(Extracted data entries)
>>
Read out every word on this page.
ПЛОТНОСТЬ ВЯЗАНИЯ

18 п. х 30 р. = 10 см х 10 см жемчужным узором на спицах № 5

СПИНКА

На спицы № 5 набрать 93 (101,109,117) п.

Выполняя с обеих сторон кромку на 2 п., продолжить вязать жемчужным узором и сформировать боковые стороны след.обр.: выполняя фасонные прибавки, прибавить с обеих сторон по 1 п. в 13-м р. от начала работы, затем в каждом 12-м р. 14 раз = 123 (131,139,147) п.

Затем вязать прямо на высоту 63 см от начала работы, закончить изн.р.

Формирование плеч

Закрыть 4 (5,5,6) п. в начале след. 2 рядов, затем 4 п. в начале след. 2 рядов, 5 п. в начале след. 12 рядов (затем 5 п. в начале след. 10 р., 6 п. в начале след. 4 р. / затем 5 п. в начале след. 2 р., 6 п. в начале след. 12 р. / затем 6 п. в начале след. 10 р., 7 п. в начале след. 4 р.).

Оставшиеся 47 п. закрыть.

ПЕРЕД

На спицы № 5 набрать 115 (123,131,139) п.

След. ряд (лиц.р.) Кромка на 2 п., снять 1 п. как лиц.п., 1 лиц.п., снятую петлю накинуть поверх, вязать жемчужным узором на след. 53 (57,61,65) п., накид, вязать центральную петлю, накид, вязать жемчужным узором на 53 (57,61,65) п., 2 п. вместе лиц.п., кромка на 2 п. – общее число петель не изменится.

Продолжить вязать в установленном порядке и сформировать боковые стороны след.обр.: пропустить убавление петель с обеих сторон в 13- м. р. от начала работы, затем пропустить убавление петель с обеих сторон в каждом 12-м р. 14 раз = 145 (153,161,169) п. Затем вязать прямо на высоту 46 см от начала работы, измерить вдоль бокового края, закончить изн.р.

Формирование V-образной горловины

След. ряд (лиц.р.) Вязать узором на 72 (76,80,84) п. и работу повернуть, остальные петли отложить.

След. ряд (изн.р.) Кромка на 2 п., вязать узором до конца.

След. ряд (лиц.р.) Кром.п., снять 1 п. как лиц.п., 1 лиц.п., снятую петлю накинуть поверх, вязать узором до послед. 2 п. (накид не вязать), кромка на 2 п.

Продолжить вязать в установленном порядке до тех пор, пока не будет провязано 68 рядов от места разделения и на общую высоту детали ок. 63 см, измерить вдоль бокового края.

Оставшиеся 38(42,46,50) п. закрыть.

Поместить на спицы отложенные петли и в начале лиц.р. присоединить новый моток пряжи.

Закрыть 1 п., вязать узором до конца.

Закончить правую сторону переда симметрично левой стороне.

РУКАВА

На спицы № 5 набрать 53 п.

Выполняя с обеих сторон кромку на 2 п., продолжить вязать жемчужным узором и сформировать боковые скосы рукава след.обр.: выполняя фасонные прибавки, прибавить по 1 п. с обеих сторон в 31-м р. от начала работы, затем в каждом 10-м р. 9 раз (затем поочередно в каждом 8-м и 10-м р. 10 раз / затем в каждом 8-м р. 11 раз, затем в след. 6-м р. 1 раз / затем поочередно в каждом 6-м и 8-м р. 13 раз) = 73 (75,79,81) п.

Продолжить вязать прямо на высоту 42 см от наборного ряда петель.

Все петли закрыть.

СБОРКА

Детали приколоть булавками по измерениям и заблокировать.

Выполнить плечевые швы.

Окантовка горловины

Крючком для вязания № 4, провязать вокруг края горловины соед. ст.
<<
>>
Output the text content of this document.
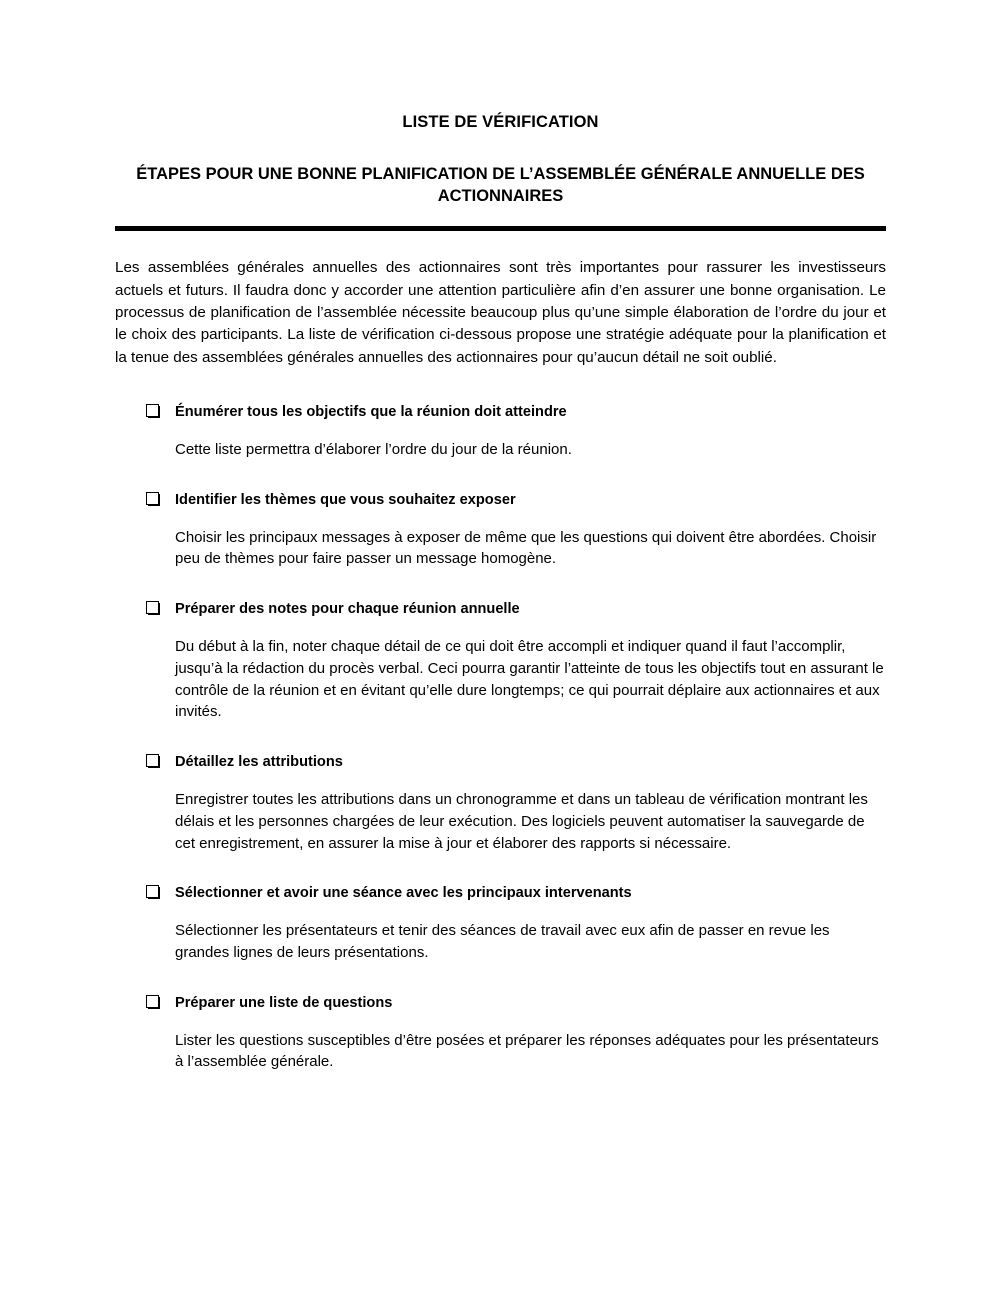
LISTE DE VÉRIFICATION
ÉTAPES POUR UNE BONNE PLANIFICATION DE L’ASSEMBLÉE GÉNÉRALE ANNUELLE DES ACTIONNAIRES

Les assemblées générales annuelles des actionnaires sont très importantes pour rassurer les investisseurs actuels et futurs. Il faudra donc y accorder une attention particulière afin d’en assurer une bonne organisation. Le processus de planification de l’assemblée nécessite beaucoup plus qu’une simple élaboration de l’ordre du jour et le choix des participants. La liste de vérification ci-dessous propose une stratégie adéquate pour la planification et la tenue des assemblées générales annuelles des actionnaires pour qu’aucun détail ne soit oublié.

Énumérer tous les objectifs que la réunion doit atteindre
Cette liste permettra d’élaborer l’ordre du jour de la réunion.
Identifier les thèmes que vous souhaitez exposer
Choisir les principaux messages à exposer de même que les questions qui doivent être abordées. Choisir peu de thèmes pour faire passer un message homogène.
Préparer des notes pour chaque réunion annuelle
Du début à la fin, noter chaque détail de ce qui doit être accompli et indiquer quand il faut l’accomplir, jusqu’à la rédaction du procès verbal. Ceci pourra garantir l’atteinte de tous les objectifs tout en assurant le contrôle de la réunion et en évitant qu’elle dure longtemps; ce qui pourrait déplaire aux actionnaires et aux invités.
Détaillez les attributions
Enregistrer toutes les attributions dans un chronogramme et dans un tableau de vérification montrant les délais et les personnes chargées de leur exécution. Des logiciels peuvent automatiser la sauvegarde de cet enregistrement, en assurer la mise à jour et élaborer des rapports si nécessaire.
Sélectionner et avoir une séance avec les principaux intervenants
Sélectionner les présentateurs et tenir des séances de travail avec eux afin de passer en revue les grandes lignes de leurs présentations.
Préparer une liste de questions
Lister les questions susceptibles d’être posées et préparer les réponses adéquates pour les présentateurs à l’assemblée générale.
<<
>>
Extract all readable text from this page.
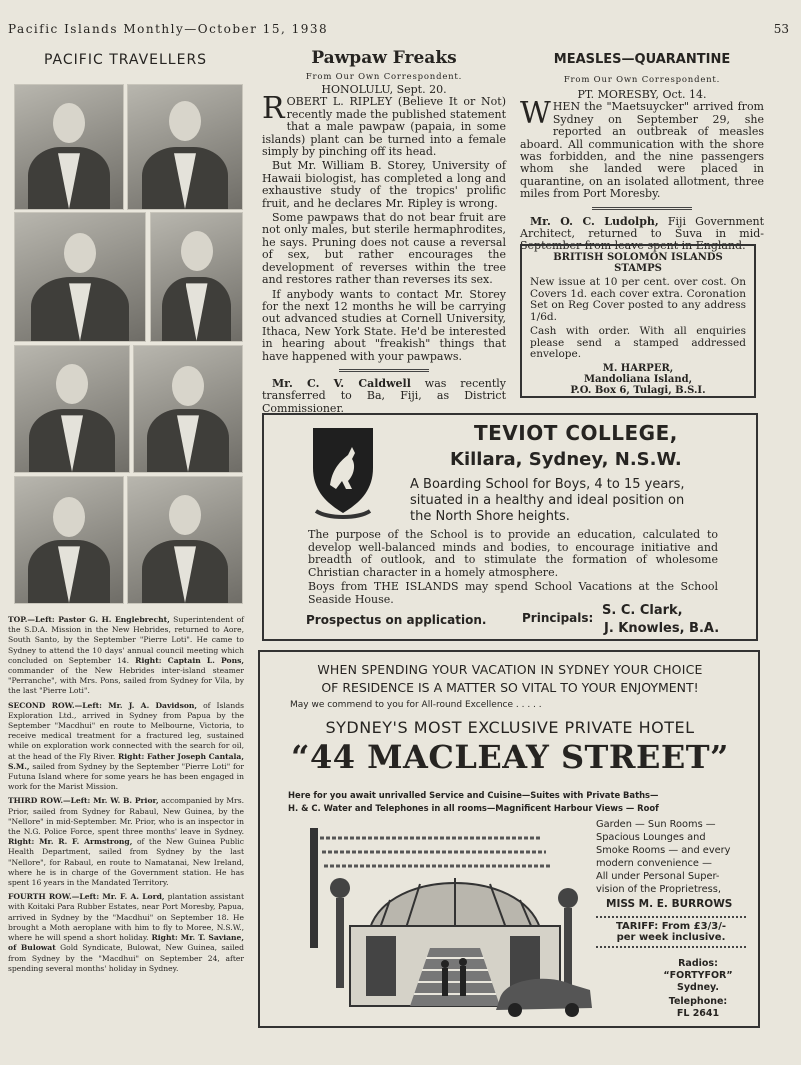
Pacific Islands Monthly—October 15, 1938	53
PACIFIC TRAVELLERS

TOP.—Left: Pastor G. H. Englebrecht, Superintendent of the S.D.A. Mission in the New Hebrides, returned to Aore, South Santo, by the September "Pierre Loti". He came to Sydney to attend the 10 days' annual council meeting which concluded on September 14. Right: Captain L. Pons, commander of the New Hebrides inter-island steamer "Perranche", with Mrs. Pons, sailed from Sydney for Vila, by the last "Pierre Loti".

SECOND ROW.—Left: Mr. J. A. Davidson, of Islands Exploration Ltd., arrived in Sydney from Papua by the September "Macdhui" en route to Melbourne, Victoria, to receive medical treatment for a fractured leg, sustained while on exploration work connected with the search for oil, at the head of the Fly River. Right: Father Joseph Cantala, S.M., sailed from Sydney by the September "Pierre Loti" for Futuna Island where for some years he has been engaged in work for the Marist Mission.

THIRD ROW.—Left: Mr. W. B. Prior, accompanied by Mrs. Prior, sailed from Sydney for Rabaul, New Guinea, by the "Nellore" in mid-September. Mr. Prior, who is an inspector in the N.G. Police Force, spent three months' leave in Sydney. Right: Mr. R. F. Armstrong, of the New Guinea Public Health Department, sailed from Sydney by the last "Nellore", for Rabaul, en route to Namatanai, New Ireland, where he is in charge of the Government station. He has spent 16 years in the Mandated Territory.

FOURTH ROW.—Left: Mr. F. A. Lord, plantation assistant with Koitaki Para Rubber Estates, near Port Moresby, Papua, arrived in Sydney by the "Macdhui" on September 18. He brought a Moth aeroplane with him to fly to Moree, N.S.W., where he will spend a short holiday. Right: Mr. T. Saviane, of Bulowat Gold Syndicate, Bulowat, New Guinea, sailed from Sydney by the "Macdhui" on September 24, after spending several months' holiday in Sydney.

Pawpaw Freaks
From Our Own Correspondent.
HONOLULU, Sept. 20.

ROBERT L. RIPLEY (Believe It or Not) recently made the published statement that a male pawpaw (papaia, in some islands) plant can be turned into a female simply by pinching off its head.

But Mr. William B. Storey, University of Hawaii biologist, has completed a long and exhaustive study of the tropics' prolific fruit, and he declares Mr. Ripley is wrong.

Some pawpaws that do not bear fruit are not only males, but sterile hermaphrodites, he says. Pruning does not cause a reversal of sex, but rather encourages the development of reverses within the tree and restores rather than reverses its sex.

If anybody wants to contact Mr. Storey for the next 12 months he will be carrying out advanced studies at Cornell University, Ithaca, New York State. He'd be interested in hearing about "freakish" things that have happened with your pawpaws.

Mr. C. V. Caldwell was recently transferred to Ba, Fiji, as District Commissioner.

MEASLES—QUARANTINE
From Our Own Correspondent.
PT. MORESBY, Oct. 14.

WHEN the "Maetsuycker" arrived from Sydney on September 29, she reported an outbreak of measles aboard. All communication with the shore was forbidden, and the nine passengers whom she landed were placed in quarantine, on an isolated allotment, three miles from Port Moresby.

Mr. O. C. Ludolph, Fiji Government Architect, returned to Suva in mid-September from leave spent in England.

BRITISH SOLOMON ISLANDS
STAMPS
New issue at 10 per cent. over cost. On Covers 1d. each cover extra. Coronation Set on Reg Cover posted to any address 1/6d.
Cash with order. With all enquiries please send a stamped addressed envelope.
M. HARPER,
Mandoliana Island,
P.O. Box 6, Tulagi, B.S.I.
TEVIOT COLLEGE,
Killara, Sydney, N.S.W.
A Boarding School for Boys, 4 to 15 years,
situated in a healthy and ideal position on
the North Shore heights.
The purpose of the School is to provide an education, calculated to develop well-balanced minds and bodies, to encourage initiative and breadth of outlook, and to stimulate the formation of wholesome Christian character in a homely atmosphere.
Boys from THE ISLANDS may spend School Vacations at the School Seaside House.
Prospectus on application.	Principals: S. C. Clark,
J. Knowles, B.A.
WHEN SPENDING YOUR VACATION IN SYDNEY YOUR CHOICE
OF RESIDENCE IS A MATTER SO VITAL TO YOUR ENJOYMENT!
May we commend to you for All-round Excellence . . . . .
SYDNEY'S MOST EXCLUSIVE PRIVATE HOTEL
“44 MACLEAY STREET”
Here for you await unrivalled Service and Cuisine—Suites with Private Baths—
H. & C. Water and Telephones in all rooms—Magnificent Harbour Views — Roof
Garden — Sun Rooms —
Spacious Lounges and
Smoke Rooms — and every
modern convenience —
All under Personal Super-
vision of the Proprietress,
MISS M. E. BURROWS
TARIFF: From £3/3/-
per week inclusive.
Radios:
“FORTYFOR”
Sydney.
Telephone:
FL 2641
<<
* Work instructions *
Gather from the entries above all lines that include the string "измерить".

* Final answer *
Продолжить вязать в установленном порядке и сформировать боковые стороны след.обр.: пропустить убавление петель с обеих сторон в 13- м. р. от начала работы, затем пропустить убавление петель с обеих сторон в каждом 12-м р. 14 раз = 145 (153,161,169) п. Затем вязать прямо на высоту 46 см от начала работы, измерить вдоль бокового края, закончить изн.р.
Продолжить вязать в установленном порядке до тех пор, пока не будет провязано 68 рядов от места разделения и на общую высоту детали ок. 63 см, измерить вдоль бокового края.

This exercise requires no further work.